What is being asked - Please find all lines in the data that hold the string "this" and copy them.

Information -
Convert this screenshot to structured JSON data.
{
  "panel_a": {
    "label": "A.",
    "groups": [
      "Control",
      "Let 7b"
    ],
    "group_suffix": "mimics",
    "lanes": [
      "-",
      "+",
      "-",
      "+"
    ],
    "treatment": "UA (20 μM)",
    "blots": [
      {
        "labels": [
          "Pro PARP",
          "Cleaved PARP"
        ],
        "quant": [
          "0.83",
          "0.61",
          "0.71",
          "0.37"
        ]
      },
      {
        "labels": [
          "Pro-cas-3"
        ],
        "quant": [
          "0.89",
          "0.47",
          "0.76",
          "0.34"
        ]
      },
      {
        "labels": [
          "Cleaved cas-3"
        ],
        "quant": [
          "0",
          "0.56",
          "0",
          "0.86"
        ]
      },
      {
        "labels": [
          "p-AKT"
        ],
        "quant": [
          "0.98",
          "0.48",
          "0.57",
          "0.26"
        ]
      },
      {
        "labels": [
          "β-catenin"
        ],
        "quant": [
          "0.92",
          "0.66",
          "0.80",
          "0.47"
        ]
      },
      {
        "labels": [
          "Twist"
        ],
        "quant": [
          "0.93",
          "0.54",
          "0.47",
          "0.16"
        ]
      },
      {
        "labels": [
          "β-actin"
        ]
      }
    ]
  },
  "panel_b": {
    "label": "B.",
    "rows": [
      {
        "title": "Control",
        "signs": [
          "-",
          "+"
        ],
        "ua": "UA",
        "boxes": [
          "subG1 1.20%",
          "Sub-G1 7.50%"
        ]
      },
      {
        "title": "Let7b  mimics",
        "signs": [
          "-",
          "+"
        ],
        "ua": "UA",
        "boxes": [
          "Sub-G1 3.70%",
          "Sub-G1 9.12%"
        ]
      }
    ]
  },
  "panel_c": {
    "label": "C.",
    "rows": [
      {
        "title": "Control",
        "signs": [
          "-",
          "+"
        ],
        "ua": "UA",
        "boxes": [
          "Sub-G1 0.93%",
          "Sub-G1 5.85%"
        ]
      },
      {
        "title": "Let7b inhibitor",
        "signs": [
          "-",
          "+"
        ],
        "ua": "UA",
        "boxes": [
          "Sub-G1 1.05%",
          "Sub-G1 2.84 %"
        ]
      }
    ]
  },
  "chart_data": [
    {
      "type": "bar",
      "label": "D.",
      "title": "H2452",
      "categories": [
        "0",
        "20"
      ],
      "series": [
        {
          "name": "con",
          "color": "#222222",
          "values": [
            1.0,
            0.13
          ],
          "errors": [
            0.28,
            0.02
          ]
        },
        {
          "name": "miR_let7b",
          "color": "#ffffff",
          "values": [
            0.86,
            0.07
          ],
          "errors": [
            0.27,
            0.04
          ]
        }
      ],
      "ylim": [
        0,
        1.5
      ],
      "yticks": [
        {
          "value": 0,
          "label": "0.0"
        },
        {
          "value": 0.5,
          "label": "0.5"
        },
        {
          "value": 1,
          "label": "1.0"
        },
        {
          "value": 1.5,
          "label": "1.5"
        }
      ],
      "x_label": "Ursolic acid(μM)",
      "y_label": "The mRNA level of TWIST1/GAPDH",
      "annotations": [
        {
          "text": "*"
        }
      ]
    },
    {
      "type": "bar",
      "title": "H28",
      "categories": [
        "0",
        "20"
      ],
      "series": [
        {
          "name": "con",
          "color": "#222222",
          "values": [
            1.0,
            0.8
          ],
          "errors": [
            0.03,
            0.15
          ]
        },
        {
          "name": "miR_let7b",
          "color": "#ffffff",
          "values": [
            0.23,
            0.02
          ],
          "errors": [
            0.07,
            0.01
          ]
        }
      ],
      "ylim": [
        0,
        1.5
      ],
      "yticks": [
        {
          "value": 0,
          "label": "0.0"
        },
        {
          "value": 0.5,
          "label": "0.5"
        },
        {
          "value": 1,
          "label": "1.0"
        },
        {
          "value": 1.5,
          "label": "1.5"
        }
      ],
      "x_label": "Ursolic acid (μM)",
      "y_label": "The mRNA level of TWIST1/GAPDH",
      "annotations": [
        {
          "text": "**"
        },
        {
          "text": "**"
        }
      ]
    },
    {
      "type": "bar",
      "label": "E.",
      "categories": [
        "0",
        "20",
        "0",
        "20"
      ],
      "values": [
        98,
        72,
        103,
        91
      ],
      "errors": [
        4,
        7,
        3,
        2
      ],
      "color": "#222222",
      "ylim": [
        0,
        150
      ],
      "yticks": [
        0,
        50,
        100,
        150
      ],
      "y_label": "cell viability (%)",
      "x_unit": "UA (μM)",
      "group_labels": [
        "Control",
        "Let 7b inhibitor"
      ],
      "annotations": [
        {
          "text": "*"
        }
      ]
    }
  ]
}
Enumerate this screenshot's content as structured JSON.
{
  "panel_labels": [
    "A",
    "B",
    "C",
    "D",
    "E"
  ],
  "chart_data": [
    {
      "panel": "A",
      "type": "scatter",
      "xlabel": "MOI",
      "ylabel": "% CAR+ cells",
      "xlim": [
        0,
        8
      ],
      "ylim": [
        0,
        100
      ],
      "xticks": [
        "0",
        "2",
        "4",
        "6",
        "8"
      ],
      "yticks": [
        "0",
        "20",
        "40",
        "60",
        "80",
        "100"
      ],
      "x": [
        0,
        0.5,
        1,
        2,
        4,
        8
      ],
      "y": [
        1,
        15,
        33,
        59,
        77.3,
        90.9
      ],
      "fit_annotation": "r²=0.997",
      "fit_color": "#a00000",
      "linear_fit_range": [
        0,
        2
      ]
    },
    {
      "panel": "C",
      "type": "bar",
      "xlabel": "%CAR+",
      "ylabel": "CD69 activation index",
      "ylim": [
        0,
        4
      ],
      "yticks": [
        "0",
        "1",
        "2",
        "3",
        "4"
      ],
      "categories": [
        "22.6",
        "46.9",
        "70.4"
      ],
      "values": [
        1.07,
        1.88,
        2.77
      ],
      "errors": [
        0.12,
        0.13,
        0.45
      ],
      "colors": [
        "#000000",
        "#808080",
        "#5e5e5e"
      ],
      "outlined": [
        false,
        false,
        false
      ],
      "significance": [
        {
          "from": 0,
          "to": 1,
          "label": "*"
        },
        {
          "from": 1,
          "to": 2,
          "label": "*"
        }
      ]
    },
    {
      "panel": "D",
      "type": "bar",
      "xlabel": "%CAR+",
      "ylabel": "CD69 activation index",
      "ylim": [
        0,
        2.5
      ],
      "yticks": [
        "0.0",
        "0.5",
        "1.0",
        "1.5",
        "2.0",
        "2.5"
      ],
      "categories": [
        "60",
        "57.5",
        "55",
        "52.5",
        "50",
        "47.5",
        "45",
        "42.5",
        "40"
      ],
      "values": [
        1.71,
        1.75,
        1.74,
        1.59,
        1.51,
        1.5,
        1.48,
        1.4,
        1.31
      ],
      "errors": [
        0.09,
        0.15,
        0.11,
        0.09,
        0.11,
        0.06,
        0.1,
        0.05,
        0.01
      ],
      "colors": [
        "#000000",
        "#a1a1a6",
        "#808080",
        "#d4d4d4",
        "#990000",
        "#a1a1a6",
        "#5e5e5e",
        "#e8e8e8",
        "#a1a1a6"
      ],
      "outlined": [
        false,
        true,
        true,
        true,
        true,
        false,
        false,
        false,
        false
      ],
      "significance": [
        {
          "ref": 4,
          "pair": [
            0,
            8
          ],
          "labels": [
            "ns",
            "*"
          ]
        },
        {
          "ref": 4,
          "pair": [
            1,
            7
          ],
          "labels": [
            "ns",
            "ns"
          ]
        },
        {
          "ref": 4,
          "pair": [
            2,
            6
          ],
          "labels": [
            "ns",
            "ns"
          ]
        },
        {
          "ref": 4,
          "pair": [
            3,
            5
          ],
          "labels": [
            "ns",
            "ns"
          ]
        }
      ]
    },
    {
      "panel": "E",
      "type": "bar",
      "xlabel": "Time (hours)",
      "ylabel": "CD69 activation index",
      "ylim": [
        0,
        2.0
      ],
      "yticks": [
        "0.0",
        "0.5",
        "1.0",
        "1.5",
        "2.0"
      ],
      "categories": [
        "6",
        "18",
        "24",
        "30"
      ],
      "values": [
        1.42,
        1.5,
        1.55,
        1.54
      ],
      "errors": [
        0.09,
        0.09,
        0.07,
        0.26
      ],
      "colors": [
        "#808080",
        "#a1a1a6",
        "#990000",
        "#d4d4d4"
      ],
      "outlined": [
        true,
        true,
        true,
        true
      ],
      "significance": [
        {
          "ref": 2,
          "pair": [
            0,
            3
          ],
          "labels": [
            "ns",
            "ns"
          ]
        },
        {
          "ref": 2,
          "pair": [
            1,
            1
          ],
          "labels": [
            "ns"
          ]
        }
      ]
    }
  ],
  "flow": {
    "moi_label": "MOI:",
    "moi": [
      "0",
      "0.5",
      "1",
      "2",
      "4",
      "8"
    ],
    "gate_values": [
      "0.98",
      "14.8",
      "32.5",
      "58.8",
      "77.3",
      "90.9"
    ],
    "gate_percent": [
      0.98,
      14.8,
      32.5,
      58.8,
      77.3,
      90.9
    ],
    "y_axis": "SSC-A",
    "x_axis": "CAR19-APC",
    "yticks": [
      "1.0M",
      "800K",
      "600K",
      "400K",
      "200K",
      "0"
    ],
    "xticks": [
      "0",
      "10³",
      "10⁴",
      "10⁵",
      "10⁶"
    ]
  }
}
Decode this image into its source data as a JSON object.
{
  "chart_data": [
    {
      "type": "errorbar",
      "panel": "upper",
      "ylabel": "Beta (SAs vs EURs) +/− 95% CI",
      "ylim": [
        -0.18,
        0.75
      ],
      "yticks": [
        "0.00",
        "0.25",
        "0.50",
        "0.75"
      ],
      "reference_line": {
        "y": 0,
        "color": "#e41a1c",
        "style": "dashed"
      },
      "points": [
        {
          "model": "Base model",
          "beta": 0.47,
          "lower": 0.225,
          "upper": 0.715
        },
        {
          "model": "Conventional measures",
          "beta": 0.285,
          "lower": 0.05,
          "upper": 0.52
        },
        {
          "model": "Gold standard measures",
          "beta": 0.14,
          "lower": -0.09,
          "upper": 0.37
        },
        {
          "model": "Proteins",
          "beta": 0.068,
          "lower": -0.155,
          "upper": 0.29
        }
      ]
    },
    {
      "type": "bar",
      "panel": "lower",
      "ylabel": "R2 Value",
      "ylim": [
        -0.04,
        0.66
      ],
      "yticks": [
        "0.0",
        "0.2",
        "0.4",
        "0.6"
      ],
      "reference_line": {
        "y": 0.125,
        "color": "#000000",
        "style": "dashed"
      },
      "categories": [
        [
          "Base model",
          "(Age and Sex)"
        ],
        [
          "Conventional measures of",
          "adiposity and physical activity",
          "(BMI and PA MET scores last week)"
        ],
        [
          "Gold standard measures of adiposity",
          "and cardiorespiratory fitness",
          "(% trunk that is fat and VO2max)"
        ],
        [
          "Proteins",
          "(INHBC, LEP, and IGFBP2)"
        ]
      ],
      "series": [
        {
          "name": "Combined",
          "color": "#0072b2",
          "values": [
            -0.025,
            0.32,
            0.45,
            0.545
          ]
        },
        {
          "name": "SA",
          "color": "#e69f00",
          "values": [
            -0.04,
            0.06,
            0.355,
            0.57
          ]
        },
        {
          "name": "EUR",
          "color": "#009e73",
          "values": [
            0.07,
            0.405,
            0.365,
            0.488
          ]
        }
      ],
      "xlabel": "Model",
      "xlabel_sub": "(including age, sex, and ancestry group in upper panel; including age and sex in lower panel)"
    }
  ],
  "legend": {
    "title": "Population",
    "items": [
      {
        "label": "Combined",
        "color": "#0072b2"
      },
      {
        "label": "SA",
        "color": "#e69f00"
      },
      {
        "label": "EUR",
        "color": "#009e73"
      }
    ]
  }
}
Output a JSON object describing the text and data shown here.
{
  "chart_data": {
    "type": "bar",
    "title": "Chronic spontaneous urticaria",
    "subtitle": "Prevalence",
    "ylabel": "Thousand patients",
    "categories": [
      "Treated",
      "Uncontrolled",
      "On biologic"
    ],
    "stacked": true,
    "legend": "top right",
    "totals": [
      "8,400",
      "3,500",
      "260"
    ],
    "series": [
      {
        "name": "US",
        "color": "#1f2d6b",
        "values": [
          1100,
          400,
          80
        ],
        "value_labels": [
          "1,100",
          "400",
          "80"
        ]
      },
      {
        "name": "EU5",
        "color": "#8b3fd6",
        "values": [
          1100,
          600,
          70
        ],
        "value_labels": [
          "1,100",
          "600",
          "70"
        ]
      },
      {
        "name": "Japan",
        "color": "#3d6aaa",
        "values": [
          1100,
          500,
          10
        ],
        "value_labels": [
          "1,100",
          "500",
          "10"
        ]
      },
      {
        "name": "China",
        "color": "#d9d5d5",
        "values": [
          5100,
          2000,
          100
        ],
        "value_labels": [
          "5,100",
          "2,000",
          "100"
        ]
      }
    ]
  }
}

Exercise answer -
Convert this screenshot to structured JSON data.
Enumerate this screenshot's content as structured JSON.
Decode this image into its source data as a JSON object.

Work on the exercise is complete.